Task directions: Work through the data line by line, gathering every line that has the word "name".
··· Material
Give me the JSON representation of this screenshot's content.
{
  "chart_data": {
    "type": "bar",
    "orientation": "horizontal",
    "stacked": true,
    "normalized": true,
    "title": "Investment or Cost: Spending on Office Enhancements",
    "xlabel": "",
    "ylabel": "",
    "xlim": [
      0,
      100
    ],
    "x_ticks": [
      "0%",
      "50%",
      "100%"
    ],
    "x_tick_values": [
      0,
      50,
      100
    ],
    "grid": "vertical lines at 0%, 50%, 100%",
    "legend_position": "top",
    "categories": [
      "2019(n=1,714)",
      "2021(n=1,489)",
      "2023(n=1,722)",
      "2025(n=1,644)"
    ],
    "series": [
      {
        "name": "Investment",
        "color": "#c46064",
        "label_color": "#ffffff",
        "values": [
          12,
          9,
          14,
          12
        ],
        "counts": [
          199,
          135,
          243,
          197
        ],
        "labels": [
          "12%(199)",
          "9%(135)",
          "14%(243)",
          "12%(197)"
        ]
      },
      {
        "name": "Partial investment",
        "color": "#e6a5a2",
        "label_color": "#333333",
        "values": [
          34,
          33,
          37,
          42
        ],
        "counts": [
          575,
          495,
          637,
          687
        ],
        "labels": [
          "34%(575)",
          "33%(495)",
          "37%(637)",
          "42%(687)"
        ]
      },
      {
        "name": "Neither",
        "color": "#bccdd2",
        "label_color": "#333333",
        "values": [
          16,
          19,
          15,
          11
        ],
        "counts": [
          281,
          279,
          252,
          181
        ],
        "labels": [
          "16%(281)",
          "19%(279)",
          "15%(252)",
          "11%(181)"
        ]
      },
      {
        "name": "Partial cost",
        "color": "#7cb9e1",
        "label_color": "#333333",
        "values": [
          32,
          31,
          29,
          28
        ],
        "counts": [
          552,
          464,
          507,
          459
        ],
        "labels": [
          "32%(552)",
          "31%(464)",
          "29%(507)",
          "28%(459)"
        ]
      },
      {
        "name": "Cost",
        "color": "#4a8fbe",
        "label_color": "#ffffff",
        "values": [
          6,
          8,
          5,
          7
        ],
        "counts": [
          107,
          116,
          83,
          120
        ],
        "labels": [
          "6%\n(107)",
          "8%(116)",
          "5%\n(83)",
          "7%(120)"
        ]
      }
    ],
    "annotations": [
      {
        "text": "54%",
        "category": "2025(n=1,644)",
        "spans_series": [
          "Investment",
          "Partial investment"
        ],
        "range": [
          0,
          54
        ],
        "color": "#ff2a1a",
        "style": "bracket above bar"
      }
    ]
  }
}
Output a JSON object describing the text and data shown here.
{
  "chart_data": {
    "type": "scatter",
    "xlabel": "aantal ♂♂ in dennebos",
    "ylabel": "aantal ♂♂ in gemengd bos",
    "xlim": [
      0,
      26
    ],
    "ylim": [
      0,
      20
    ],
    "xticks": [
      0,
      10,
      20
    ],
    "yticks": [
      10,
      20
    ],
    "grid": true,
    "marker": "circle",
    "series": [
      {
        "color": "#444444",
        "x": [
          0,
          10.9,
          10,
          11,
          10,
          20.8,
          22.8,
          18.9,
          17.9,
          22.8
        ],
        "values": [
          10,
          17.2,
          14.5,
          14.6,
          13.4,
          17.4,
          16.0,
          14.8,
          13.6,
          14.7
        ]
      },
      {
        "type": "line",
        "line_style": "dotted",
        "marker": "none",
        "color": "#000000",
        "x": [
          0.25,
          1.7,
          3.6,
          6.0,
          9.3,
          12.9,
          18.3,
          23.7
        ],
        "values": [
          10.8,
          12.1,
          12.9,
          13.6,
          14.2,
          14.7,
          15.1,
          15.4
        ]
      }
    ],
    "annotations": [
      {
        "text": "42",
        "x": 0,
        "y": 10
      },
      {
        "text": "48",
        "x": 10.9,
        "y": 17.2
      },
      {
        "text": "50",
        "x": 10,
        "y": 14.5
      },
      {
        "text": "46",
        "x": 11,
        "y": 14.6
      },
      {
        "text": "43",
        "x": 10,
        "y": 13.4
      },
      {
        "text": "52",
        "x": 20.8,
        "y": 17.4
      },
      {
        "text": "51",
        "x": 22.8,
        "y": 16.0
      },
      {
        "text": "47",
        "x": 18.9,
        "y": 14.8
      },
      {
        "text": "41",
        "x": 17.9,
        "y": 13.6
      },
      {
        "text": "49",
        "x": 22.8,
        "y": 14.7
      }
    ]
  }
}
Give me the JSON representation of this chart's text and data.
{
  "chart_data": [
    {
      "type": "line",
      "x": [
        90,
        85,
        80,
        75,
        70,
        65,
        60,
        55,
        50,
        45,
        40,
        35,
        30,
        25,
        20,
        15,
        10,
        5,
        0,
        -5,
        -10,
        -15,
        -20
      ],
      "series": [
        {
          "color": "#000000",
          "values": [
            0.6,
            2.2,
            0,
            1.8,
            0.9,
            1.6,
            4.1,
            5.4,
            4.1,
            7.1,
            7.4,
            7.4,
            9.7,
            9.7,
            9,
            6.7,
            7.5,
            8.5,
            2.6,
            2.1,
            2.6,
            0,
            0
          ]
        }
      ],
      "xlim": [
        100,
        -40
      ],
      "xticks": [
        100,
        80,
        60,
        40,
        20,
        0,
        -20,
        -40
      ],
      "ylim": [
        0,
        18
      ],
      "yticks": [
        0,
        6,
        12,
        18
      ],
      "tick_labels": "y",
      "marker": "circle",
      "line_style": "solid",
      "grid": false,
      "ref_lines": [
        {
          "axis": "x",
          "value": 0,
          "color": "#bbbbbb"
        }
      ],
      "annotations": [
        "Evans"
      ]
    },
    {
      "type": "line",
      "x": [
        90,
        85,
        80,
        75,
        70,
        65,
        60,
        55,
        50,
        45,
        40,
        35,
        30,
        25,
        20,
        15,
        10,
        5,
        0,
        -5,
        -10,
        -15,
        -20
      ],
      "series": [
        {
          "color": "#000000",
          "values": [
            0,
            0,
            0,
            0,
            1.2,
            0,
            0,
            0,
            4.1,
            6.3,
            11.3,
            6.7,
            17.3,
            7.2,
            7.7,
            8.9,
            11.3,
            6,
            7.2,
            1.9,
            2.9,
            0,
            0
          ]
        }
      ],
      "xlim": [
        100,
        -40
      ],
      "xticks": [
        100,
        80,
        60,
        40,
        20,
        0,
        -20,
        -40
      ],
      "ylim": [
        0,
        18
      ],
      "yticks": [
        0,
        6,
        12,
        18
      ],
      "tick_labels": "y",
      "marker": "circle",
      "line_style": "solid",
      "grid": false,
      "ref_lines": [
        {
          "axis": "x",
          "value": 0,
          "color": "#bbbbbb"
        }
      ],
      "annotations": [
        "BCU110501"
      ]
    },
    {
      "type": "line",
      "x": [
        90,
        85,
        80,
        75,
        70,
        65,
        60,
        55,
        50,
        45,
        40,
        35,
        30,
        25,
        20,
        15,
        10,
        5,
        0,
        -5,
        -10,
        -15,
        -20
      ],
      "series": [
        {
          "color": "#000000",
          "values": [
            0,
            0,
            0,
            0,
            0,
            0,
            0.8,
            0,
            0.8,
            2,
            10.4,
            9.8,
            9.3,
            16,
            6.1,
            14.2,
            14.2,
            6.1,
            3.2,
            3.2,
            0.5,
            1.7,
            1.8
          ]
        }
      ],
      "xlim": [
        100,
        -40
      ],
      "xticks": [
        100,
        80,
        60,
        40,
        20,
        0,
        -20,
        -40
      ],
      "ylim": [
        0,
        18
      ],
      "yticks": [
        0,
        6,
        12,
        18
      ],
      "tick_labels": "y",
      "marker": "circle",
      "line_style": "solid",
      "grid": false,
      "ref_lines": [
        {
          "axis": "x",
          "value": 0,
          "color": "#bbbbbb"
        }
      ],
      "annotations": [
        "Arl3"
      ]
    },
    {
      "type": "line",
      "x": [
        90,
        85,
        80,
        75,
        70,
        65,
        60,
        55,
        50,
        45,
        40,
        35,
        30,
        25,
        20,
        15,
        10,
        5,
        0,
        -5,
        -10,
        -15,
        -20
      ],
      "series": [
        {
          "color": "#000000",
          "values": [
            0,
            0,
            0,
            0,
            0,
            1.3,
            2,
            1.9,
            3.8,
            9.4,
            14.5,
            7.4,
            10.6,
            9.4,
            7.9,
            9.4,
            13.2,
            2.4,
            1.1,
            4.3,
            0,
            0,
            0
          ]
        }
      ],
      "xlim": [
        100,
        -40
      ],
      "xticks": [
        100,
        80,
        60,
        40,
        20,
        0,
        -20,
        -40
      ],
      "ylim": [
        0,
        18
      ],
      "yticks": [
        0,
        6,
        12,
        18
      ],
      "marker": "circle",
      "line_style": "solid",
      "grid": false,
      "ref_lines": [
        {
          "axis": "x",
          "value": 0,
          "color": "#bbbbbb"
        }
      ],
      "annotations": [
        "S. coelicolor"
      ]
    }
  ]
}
······
Result for this task:
        "name": "Investment",
        "name": "Partial investment",
        "name": "Neither",
        "name": "Partial cost",
        "name": "Cost",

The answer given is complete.